_Exercise directions_
Repeat, exactly and completely, the entries shown underneath.

_Listed records_
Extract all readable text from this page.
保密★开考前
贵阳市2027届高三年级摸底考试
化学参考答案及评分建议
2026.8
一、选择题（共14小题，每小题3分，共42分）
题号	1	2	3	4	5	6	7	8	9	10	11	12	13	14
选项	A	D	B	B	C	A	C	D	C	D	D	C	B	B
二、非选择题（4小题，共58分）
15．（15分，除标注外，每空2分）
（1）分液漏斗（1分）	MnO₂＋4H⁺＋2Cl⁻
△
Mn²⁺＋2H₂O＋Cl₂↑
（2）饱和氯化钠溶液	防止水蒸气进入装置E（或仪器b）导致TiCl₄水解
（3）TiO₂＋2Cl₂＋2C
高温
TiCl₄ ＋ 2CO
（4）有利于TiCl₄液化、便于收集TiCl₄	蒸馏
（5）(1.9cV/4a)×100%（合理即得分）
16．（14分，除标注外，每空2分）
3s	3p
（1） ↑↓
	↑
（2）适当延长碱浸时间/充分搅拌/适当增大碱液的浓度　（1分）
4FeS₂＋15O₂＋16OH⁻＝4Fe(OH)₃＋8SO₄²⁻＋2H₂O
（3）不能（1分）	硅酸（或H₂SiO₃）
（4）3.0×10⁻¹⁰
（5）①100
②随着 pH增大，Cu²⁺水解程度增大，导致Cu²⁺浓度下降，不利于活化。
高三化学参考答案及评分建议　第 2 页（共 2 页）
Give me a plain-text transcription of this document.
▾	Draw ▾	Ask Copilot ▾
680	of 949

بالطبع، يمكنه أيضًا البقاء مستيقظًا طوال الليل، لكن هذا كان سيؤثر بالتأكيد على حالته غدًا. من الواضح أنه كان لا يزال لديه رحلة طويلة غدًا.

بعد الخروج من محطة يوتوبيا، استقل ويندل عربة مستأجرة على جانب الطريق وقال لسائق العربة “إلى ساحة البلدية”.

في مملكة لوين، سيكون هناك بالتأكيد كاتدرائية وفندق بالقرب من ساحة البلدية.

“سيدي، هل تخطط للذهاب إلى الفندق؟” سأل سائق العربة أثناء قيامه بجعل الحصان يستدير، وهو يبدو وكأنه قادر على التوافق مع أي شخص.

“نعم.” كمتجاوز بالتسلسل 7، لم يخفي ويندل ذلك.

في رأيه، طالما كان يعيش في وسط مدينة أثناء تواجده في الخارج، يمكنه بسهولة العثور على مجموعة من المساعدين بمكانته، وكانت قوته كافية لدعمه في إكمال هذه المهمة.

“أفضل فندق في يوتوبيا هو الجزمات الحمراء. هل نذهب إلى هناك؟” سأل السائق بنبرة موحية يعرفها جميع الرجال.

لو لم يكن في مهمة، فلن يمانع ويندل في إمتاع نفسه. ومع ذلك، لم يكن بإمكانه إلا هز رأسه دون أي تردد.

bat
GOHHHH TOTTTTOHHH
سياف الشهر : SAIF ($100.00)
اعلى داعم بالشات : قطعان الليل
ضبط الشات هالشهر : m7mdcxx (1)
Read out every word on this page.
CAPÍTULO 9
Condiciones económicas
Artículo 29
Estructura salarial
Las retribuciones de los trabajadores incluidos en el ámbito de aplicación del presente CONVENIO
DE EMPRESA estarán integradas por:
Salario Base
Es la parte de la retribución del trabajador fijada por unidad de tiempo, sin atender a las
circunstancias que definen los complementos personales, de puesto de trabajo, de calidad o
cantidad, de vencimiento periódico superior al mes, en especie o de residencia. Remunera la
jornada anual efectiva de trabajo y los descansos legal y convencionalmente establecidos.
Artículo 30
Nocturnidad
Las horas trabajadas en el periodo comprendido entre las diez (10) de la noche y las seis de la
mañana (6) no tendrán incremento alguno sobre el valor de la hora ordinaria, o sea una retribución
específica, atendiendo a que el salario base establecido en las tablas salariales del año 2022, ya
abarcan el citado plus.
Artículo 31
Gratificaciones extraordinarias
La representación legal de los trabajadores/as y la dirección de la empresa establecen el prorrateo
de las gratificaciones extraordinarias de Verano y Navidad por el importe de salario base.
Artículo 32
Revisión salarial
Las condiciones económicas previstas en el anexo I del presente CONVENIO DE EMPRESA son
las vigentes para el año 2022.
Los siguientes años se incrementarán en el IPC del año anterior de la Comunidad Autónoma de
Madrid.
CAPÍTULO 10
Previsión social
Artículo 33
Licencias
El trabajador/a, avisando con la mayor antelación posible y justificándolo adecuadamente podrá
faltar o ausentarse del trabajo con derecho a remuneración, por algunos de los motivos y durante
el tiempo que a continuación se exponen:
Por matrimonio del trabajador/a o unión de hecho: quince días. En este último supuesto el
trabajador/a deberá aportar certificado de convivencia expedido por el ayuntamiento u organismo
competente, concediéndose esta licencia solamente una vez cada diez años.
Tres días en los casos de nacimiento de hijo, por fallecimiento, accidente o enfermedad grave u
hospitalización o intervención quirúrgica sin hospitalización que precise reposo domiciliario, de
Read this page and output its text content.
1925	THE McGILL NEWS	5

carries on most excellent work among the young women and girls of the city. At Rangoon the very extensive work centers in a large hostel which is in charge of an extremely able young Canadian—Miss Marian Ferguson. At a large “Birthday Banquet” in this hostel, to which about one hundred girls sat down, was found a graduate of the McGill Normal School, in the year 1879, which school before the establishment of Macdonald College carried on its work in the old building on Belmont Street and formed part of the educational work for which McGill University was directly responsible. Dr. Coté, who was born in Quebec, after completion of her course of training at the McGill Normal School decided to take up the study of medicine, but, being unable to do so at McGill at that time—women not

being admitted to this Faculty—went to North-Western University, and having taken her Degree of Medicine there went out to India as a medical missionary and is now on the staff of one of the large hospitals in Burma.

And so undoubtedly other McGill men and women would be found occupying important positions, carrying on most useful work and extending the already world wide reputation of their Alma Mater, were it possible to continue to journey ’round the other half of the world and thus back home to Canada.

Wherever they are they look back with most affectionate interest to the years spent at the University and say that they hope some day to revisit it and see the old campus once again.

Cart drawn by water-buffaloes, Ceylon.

_Reply to the exercise_
Extract all readable text from this page.
保密★开考前
贵阳市2027届高三年级摸底考试
化学参考答案及评分建议
2026.8
一、选择题（共14小题，每小题3分，共42分）
题号	1	2	3	4	5	6	7	8	9	10	11	12	13	14
选项	A	D	B	B	C	A	C	D	C	D	D	C	B	B
二、非选择题（4小题，共58分）
15．（15分，除标注外，每空2分）
（1）分液漏斗（1分）	MnO₂＋4H⁺＋2Cl⁻
△
Mn²⁺＋2H₂O＋Cl₂↑
（2）饱和氯化钠溶液	防止水蒸气进入装置E（或仪器b）导致TiCl₄水解
（3）TiO₂＋2Cl₂＋2C
高温
TiCl₄ ＋ 2CO
（4）有利于TiCl₄液化、便于收集TiCl₄	蒸馏
（5）(1.9cV/4a)×100%（合理即得分）
16．（14分，除标注外，每空2分）
3s	3p
（1） ↑↓
	↑
（2）适当延长碱浸时间/充分搅拌/适当增大碱液的浓度　（1分）
4FeS₂＋15O₂＋16OH⁻＝4Fe(OH)₃＋8SO₄²⁻＋2H₂O
（3）不能（1分）	硅酸（或H₂SiO₃）
（4）3.0×10⁻¹⁰
（5）①100
②随着 pH增大，Cu²⁺水解程度增大，导致Cu²⁺浓度下降，不利于活化。
高三化学参考答案及评分建议　第 2 页（共 2 页）
Give me a plain-text transcription of this document.
▾	Draw ▾	Ask Copilot ▾
680	of 949

بالطبع، يمكنه أيضًا البقاء مستيقظًا طوال الليل، لكن هذا كان سيؤثر بالتأكيد على حالته غدًا. من الواضح أنه كان لا يزال لديه رحلة طويلة غدًا.

بعد الخروج من محطة يوتوبيا، استقل ويندل عربة مستأجرة على جانب الطريق وقال لسائق العربة “إلى ساحة البلدية”.

في مملكة لوين، سيكون هناك بالتأكيد كاتدرائية وفندق بالقرب من ساحة البلدية.

“سيدي، هل تخطط للذهاب إلى الفندق؟” سأل سائق العربة أثناء قيامه بجعل الحصان يستدير، وهو يبدو وكأنه قادر على التوافق مع أي شخص.

“نعم.” كمتجاوز بالتسلسل 7، لم يخفي ويندل ذلك.

في رأيه، طالما كان يعيش في وسط مدينة أثناء تواجده في الخارج، يمكنه بسهولة العثور على مجموعة من المساعدين بمكانته، وكانت قوته كافية لدعمه في إكمال هذه المهمة.

“أفضل فندق في يوتوبيا هو الجزمات الحمراء. هل نذهب إلى هناك؟” سأل السائق بنبرة موحية يعرفها جميع الرجال.

لو لم يكن في مهمة، فلن يمانع ويندل في إمتاع نفسه. ومع ذلك، لم يكن بإمكانه إلا هز رأسه دون أي تردد.

bat
GOHHHH TOTTTTOHHH
سياف الشهر : SAIF ($100.00)
اعلى داعم بالشات : قطعان الليل
ضبط الشات هالشهر : m7mdcxx (1)
Read out every word on this page.
CAPÍTULO 9
Condiciones económicas
Artículo 29
Estructura salarial
Las retribuciones de los trabajadores incluidos en el ámbito de aplicación del presente CONVENIO
DE EMPRESA estarán integradas por:
Salario Base
Es la parte de la retribución del trabajador fijada por unidad de tiempo, sin atender a las
circunstancias que definen los complementos personales, de puesto de trabajo, de calidad o
cantidad, de vencimiento periódico superior al mes, en especie o de residencia. Remunera la
jornada anual efectiva de trabajo y los descansos legal y convencionalmente establecidos.
Artículo 30
Nocturnidad
Las horas trabajadas en el periodo comprendido entre las diez (10) de la noche y las seis de la
mañana (6) no tendrán incremento alguno sobre el valor de la hora ordinaria, o sea una retribución
específica, atendiendo a que el salario base establecido en las tablas salariales del año 2022, ya
abarcan el citado plus.
Artículo 31
Gratificaciones extraordinarias
La representación legal de los trabajadores/as y la dirección de la empresa establecen el prorrateo
de las gratificaciones extraordinarias de Verano y Navidad por el importe de salario base.
Artículo 32
Revisión salarial
Las condiciones económicas previstas en el anexo I del presente CONVENIO DE EMPRESA son
las vigentes para el año 2022.
Los siguientes años se incrementarán en el IPC del año anterior de la Comunidad Autónoma de
Madrid.
CAPÍTULO 10
Previsión social
Artículo 33
Licencias
El trabajador/a, avisando con la mayor antelación posible y justificándolo adecuadamente podrá
faltar o ausentarse del trabajo con derecho a remuneración, por algunos de los motivos y durante
el tiempo que a continuación se exponen:
Por matrimonio del trabajador/a o unión de hecho: quince días. En este último supuesto el
trabajador/a deberá aportar certificado de convivencia expedido por el ayuntamiento u organismo
competente, concediéndose esta licencia solamente una vez cada diez años.
Tres días en los casos de nacimiento de hijo, por fallecimiento, accidente o enfermedad grave u
hospitalización o intervención quirúrgica sin hospitalización que precise reposo domiciliario, de
Read this page and output its text content.
1925	THE McGILL NEWS	5

carries on most excellent work among the young women and girls of the city. At Rangoon the very extensive work centers in a large hostel which is in charge of an extremely able young Canadian—Miss Marian Ferguson. At a large “Birthday Banquet” in this hostel, to which about one hundred girls sat down, was found a graduate of the McGill Normal School, in the year 1879, which school before the establishment of Macdonald College carried on its work in the old building on Belmont Street and formed part of the educational work for which McGill University was directly responsible. Dr. Coté, who was born in Quebec, after completion of her course of training at the McGill Normal School decided to take up the study of medicine, but, being unable to do so at McGill at that time—women not

being admitted to this Faculty—went to North-Western University, and having taken her Degree of Medicine there went out to India as a medical missionary and is now on the staff of one of the large hospitals in Burma.

And so undoubtedly other McGill men and women would be found occupying important positions, carrying on most useful work and extending the already world wide reputation of their Alma Mater, were it possible to continue to journey ’round the other half of the world and thus back home to Canada.

Wherever they are they look back with most affectionate interest to the years spent at the University and say that they hope some day to revisit it and see the old campus once again.

Cart drawn by water-buffaloes, Ceylon.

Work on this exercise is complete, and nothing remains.